> Aim of the task
Without skipping anything, write out each record below exactly.

□ □ □

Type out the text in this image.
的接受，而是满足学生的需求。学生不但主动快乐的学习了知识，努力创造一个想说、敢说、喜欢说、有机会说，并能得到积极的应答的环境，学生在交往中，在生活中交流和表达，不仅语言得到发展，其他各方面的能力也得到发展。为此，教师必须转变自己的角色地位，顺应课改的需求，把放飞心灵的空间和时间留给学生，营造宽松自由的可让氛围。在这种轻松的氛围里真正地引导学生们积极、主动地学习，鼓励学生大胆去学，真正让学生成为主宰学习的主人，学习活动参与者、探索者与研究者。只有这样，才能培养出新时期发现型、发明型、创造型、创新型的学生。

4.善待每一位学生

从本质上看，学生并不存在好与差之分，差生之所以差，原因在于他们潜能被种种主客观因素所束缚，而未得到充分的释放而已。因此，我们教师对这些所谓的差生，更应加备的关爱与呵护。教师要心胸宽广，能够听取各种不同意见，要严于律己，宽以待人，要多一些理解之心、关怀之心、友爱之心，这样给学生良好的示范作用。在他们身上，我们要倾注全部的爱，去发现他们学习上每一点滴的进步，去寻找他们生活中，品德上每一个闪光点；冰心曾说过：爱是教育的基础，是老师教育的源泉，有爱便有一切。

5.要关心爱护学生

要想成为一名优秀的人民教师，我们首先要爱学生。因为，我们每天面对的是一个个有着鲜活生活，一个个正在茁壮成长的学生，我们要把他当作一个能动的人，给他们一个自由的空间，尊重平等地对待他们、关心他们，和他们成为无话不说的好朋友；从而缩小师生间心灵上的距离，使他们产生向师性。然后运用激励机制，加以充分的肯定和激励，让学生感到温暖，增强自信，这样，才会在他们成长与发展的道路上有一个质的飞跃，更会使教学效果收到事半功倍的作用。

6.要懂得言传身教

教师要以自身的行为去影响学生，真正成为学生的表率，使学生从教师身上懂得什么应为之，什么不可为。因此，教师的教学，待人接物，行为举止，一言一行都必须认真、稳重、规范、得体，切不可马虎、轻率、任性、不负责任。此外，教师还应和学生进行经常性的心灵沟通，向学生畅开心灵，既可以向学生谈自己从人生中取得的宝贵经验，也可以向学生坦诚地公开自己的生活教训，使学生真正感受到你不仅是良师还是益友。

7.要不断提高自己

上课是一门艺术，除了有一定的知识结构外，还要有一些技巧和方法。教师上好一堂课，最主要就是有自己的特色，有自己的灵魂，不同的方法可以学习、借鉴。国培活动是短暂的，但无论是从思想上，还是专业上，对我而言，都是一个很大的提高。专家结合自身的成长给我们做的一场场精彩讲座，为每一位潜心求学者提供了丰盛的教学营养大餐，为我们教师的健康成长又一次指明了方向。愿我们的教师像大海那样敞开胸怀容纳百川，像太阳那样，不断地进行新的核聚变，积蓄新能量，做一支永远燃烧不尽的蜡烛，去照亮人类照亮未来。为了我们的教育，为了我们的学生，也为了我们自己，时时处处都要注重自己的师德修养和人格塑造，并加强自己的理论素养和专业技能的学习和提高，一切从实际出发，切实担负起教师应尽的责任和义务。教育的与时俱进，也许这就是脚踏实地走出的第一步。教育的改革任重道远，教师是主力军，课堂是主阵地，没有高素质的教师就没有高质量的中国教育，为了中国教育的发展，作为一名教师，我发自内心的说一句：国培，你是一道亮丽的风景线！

□ □ □

> Reply
Type out the text in this image.
的接受，而是满足学生的需求。学生不但主动快乐的学习了知识，努力创造一个想说、敢说、喜欢说、有机会说，并能得到积极的应答的环境，学生在交往中，在生活中交流和表达，不仅语言得到发展，其他各方面的能力也得到发展。为此，教师必须转变自己的角色地位，顺应课改的需求，把放飞心灵的空间和时间留给学生，营造宽松自由的可让氛围。在这种轻松的氛围里真正地引导学生们积极、主动地学习，鼓励学生大胆去学，真正让学生成为主宰学习的主人，学习活动参与者、探索者与研究者。只有这样，才能培养出新时期发现型、发明型、创造型、创新型的学生。

4.善待每一位学生

从本质上看，学生并不存在好与差之分，差生之所以差，原因在于他们潜能被种种主客观因素所束缚，而未得到充分的释放而已。因此，我们教师对这些所谓的差生，更应加备的关爱与呵护。教师要心胸宽广，能够听取各种不同意见，要严于律己，宽以待人，要多一些理解之心、关怀之心、友爱之心，这样给学生良好的示范作用。在他们身上，我们要倾注全部的爱，去发现他们学习上每一点滴的进步，去寻找他们生活中，品德上每一个闪光点；冰心曾说过：爱是教育的基础，是老师教育的源泉，有爱便有一切。

5.要关心爱护学生

要想成为一名优秀的人民教师，我们首先要爱学生。因为，我们每天面对的是一个个有着鲜活生活，一个个正在茁壮成长的学生，我们要把他当作一个能动的人，给他们一个自由的空间，尊重平等地对待他们、关心他们，和他们成为无话不说的好朋友；从而缩小师生间心灵上的距离，使他们产生向师性。然后运用激励机制，加以充分的肯定和激励，让学生感到温暖，增强自信，这样，才会在他们成长与发展的道路上有一个质的飞跃，更会使教学效果收到事半功倍的作用。

6.要懂得言传身教

教师要以自身的行为去影响学生，真正成为学生的表率，使学生从教师身上懂得什么应为之，什么不可为。因此，教师的教学，待人接物，行为举止，一言一行都必须认真、稳重、规范、得体，切不可马虎、轻率、任性、不负责任。此外，教师还应和学生进行经常性的心灵沟通，向学生畅开心灵，既可以向学生谈自己从人生中取得的宝贵经验，也可以向学生坦诚地公开自己的生活教训，使学生真正感受到你不仅是良师还是益友。

7.要不断提高自己

上课是一门艺术，除了有一定的知识结构外，还要有一些技巧和方法。教师上好一堂课，最主要就是有自己的特色，有自己的灵魂，不同的方法可以学习、借鉴。国培活动是短暂的，但无论是从思想上，还是专业上，对我而言，都是一个很大的提高。专家结合自身的成长给我们做的一场场精彩讲座，为每一位潜心求学者提供了丰盛的教学营养大餐，为我们教师的健康成长又一次指明了方向。愿我们的教师像大海那样敞开胸怀容纳百川，像太阳那样，不断地进行新的核聚变，积蓄新能量，做一支永远燃烧不尽的蜡烛，去照亮人类照亮未来。为了我们的教育，为了我们的学生，也为了我们自己，时时处处都要注重自己的师德修养和人格塑造，并加强自己的理论素养和专业技能的学习和提高，一切从实际出发，切实担负起教师应尽的责任和义务。教育的与时俱进，也许这就是脚踏实地走出的第一步。教育的改革任重道远，教师是主力军，课堂是主阵地，没有高素质的教师就没有高质量的中国教育，为了中国教育的发展，作为一名教师，我发自内心的说一句：国培，你是一道亮丽的风景线！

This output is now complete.